Saved data entries:
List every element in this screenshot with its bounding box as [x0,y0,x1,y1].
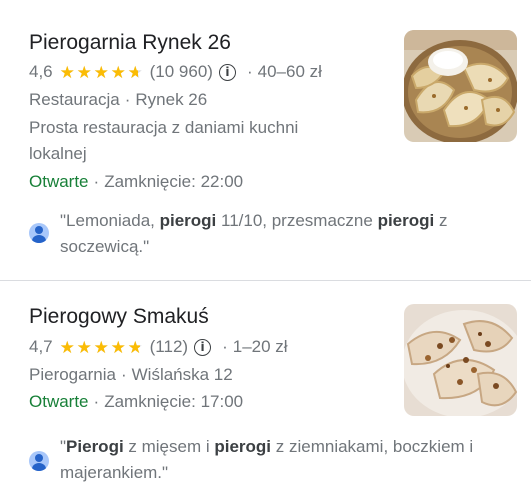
info-icon[interactable]: i [218,63,236,81]
category: Pierogarnia [29,365,116,384]
star-icon: ★ ★ [59,337,75,357]
address: Rynek 26 [135,90,208,109]
place-photo[interactable] [404,30,517,142]
review-snippet: "Lemoniada, pierogi 11/10, przesmaczne p… [60,208,520,260]
star-icon: ★ ★ [59,62,75,82]
review-text: z mięsem i [123,437,215,456]
open-status: Otwarte [29,172,89,191]
review-count[interactable]: (10 960) [150,62,213,82]
separator: · [93,392,100,411]
hours-row: Otwarte · Zamknięcie: 22:00 [29,172,243,192]
review-count[interactable]: (112) [150,337,188,357]
place-name[interactable]: Pierogarnia Rynek 26 [29,31,231,55]
place-photo[interactable] [404,304,517,416]
address: Wiślańska 12 [131,365,233,384]
closing-time: Zamknięcie: 17:00 [104,392,244,411]
user-avatar-icon [29,451,49,471]
category-row: Pierogarnia · Wiślańska 12 [29,365,233,385]
hours-row: Otwarte · Zamknięcie: 17:00 [29,392,243,412]
separator: · [246,62,253,81]
separator: · [124,90,131,109]
price-range: 40–60 zł [257,62,322,81]
rating-value: 4,6 [29,62,53,81]
description: Prosta restauracja z daniami kuchni loka… [29,118,299,163]
result-card-1[interactable]: Pierogarnia Rynek 26 4,6 ★ ★ ★ ★ ★ ★ ★ ★ ★ ★ (10 … [0,0,531,280]
open-status: Otwarte [29,392,89,411]
user-avatar-icon [29,223,49,243]
review-keyword: Pierogi [66,437,124,456]
review-keyword: pierogi [159,211,217,230]
review-keyword: pierogi [214,437,272,456]
review-text: "Lemoniada, [60,211,160,230]
category-row: Restauracja · Rynek 26 [29,90,207,110]
star-icon: ★ ★ [127,337,143,357]
star-icon: ★ ★ [93,337,109,357]
category: Restauracja [29,90,120,109]
divider [0,280,531,281]
place-name[interactable]: Pierogowy Smakuś [29,305,209,329]
info-icon[interactable]: i [194,338,212,356]
separator: · [222,337,228,356]
star-icon: ★ ★ [93,62,109,82]
star-icon: ★ ★ [110,62,126,82]
closing-time: Zamknięcie: 22:00 [104,172,244,191]
review-keyword: pierogi [377,211,435,230]
review-snippet: "Pierogi z mięsem i pierogi z ziemniakam… [60,434,520,486]
separator: · [120,365,127,384]
rating-value: 4,7 [29,337,53,356]
star-icon: ★ ★ [76,62,92,82]
star-icon: ★ ★ [127,62,143,82]
separator: · [93,172,100,191]
star-rating: ★ ★ ★ ★ ★ ★ ★ ★ ★ ★ [60,339,145,356]
result-card-2[interactable]: Pierogowy Smakuś 4,7 ★ ★ ★ ★ ★ ★ ★ ★ ★ ★ (112) i … [0,282,531,504]
review-text: 11/10, przesmaczne [216,211,378,230]
rating-row: 4,7 ★ ★ ★ ★ ★ ★ ★ ★ ★ ★ (112) i · 1–20 zł [29,337,288,357]
star-rating: ★ ★ ★ ★ ★ ★ ★ ★ ★ ★ [60,64,145,81]
star-icon: ★ ★ [110,337,126,357]
rating-row: 4,6 ★ ★ ★ ★ ★ ★ ★ ★ ★ ★ (10 960) i · 40–60 zł [29,62,322,82]
price-range: 1–20 zł [232,337,288,356]
star-icon: ★ ★ [76,337,92,357]
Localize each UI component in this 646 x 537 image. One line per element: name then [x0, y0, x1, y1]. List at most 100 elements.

◆ **What to work on**: Update the material by replacing every "Otwarte" with "Open" and leaving all other text unchanged. Leave the pictures out of your answer.

◆ **Result of the task**:
List every element in this screenshot with its bounding box as [x0,y0,x1,y1].
info-icon[interactable]: i [218,63,236,81]
category: Pierogarnia [29,365,116,384]
star-icon: ★ ★ [59,337,75,357]
address: Rynek 26 [135,90,208,109]
place-photo[interactable] [404,30,517,142]
review-snippet: "Lemoniada, pierogi 11/10, przesmaczne p… [60,208,520,260]
star-icon: ★ ★ [59,62,75,82]
review-text: z mięsem i [123,437,215,456]
open-status: Open [29,172,89,191]
review-count[interactable]: (10 960) [150,62,213,82]
separator: · [93,392,100,411]
hours-row: Open · Zamknięcie: 22:00 [29,172,243,192]
review-count[interactable]: (112) [150,337,188,357]
place-name[interactable]: Pierogarnia Rynek 26 [29,31,231,55]
place-photo[interactable] [404,304,517,416]
address: Wiślańska 12 [131,365,233,384]
closing-time: Zamknięcie: 17:00 [104,392,244,411]
user-avatar-icon [29,451,49,471]
category-row: Pierogarnia · Wiślańska 12 [29,365,233,385]
hours-row: Open · Zamknięcie: 17:00 [29,392,243,412]
separator: · [246,62,253,81]
separator: · [124,90,131,109]
price-range: 40–60 zł [257,62,322,81]
rating-value: 4,6 [29,62,53,81]
description: Prosta restauracja z daniami kuchni loka… [29,118,299,163]
result-card-1[interactable]: Pierogarnia Rynek 26 4,6 ★ ★ ★ ★ ★ ★ ★ ★ ★ ★ (10 … [0,0,531,280]
open-status: Open [29,392,89,411]
user-avatar-icon [29,223,49,243]
review-keyword: Pierogi [66,437,124,456]
review-keyword: pierogi [159,211,217,230]
review-keyword: pierogi [214,437,272,456]
review-text: "Lemoniada, [60,211,160,230]
category-row: Restauracja · Rynek 26 [29,90,207,110]
star-icon: ★ ★ [127,337,143,357]
star-icon: ★ ★ [93,337,109,357]
category: Restauracja [29,90,120,109]
divider [0,280,531,281]
place-name[interactable]: Pierogowy Smakuś [29,305,209,329]
info-icon[interactable]: i [194,338,212,356]
separator: · [222,337,228,356]
star-icon: ★ ★ [93,62,109,82]
star-icon: ★ ★ [110,62,126,82]
closing-time: Zamknięcie: 22:00 [104,172,244,191]
review-keyword: pierogi [377,211,435,230]
review-snippet: "Pierogi z mięsem i pierogi z ziemniakam… [60,434,520,486]
separator: · [120,365,127,384]
rating-value: 4,7 [29,337,53,356]
star-icon: ★ ★ [76,62,92,82]
star-icon: ★ ★ [127,62,143,82]
separator: · [93,172,100,191]
star-rating: ★ ★ ★ ★ ★ ★ ★ ★ ★ ★ [60,339,145,356]
result-card-2[interactable]: Pierogowy Smakuś 4,7 ★ ★ ★ ★ ★ ★ ★ ★ ★ ★ (112) i … [0,282,531,504]
review-text: 11/10, przesmaczne [216,211,378,230]
rating-row: 4,7 ★ ★ ★ ★ ★ ★ ★ ★ ★ ★ (112) i · 1–20 zł [29,337,288,357]
star-rating: ★ ★ ★ ★ ★ ★ ★ ★ ★ ★ [60,64,145,81]
star-icon: ★ ★ [110,337,126,357]
rating-row: 4,6 ★ ★ ★ ★ ★ ★ ★ ★ ★ ★ (10 960) i · 40–60 zł [29,62,322,82]
price-range: 1–20 zł [232,337,288,356]
star-icon: ★ ★ [76,337,92,357]
Localize each UI component in this 646 x 537 image. One line per element: name then [x0, y0, x1, y1]. List at most 100 elements.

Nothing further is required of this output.